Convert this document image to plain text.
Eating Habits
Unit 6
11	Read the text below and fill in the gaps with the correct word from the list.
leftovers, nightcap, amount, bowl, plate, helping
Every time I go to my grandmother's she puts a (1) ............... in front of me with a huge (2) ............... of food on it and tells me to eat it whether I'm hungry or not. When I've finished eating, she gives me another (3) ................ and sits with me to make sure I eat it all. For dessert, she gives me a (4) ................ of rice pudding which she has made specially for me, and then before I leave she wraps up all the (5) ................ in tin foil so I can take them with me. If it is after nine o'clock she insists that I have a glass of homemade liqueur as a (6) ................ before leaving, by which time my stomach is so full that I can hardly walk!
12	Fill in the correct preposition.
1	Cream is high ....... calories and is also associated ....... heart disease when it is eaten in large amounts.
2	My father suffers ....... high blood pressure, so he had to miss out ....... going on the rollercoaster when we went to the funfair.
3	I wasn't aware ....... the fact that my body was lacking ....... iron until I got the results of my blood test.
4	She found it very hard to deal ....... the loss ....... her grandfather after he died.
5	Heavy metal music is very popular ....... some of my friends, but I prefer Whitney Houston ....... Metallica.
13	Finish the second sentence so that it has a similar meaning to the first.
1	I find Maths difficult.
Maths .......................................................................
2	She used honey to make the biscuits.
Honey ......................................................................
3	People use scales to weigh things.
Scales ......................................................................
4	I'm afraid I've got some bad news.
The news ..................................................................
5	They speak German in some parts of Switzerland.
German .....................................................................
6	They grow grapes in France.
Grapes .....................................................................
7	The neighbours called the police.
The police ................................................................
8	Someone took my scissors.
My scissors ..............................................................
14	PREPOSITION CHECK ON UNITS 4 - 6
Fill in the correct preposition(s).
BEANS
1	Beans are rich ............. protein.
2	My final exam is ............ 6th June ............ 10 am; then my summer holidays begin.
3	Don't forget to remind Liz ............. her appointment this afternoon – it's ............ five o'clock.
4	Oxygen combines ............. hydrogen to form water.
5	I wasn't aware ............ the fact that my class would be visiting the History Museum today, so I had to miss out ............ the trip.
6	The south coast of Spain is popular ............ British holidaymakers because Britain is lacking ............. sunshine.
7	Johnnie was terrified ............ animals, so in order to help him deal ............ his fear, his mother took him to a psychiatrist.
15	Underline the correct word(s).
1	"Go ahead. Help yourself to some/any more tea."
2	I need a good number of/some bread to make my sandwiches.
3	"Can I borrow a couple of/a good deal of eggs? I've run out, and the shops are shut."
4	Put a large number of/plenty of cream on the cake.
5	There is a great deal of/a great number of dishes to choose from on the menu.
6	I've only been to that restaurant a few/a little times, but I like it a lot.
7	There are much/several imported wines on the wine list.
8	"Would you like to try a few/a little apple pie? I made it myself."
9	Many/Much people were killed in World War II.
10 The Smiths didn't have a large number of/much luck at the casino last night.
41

::::

Each entry must appear in the reply exactly as written.

- [Finished task]
Convert this document image to plain text.
Eating Habits
Unit 6
11	Read the text below and fill in the gaps with the correct word from the list.
leftovers, nightcap, amount, bowl, plate, helping
Every time I go to my grandmother's she puts a (1) ............... in front of me with a huge (2) ............... of food on it and tells me to eat it whether I'm hungry or not. When I've finished eating, she gives me another (3) ................ and sits with me to make sure I eat it all. For dessert, she gives me a (4) ................ of rice pudding which she has made specially for me, and then before I leave she wraps up all the (5) ................ in tin foil so I can take them with me. If it is after nine o'clock she insists that I have a glass of homemade liqueur as a (6) ................ before leaving, by which time my stomach is so full that I can hardly walk!
12	Fill in the correct preposition.
1	Cream is high ....... calories and is also associated ....... heart disease when it is eaten in large amounts.
2	My father suffers ....... high blood pressure, so he had to miss out ....... going on the rollercoaster when we went to the funfair.
3	I wasn't aware ....... the fact that my body was lacking ....... iron until I got the results of my blood test.
4	She found it very hard to deal ....... the loss ....... her grandfather after he died.
5	Heavy metal music is very popular ....... some of my friends, but I prefer Whitney Houston ....... Metallica.
13	Finish the second sentence so that it has a similar meaning to the first.
1	I find Maths difficult.
Maths .......................................................................
2	She used honey to make the biscuits.
Honey ......................................................................
3	People use scales to weigh things.
Scales ......................................................................
4	I'm afraid I've got some bad news.
The news ..................................................................
5	They speak German in some parts of Switzerland.
German .....................................................................
6	They grow grapes in France.
Grapes .....................................................................
7	The neighbours called the police.
The police ................................................................
8	Someone took my scissors.
My scissors ..............................................................
14	PREPOSITION CHECK ON UNITS 4 - 6
Fill in the correct preposition(s).
BEANS
1	Beans are rich ............. protein.
2	My final exam is ............ 6th June ............ 10 am; then my summer holidays begin.
3	Don't forget to remind Liz ............. her appointment this afternoon – it's ............ five o'clock.
4	Oxygen combines ............. hydrogen to form water.
5	I wasn't aware ............ the fact that my class would be visiting the History Museum today, so I had to miss out ............ the trip.
6	The south coast of Spain is popular ............ British holidaymakers because Britain is lacking ............. sunshine.
7	Johnnie was terrified ............ animals, so in order to help him deal ............ his fear, his mother took him to a psychiatrist.
15	Underline the correct word(s).
1	"Go ahead. Help yourself to some/any more tea."
2	I need a good number of/some bread to make my sandwiches.
3	"Can I borrow a couple of/a good deal of eggs? I've run out, and the shops are shut."
4	Put a large number of/plenty of cream on the cake.
5	There is a great deal of/a great number of dishes to choose from on the menu.
6	I've only been to that restaurant a few/a little times, but I like it a lot.
7	There are much/several imported wines on the wine list.
8	"Would you like to try a few/a little apple pie? I made it myself."
9	Many/Much people were killed in World War II.
10 The Smiths didn't have a large number of/much luck at the casino last night.
41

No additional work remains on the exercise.